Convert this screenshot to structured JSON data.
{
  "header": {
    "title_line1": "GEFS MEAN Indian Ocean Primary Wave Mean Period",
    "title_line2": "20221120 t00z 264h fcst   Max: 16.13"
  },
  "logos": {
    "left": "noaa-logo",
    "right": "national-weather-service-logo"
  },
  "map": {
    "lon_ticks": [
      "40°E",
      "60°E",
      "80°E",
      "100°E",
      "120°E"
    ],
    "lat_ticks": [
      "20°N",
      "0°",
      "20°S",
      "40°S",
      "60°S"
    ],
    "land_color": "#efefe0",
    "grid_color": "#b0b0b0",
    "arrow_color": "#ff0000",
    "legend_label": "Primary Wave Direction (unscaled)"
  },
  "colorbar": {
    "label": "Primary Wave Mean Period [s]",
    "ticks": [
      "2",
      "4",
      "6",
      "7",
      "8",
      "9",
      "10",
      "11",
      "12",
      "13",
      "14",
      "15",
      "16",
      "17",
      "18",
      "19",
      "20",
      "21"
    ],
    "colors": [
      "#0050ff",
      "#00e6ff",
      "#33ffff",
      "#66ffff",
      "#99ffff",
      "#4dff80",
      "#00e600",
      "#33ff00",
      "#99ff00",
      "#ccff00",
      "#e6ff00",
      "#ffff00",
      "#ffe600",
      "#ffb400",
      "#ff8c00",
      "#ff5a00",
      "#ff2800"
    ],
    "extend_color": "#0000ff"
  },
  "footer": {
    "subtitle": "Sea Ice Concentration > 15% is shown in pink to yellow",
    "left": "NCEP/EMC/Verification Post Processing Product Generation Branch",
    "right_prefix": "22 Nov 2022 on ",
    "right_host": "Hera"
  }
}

* * * * * * *

» **GIVEN PROBLEM**
Identify the lines that hold the word "left". Copy every one of them.

» **COMPLETED EXERCISE**
    "left": "noaa-logo",
    "left": "NCEP/EMC/Verification Post Processing Product Generation Branch",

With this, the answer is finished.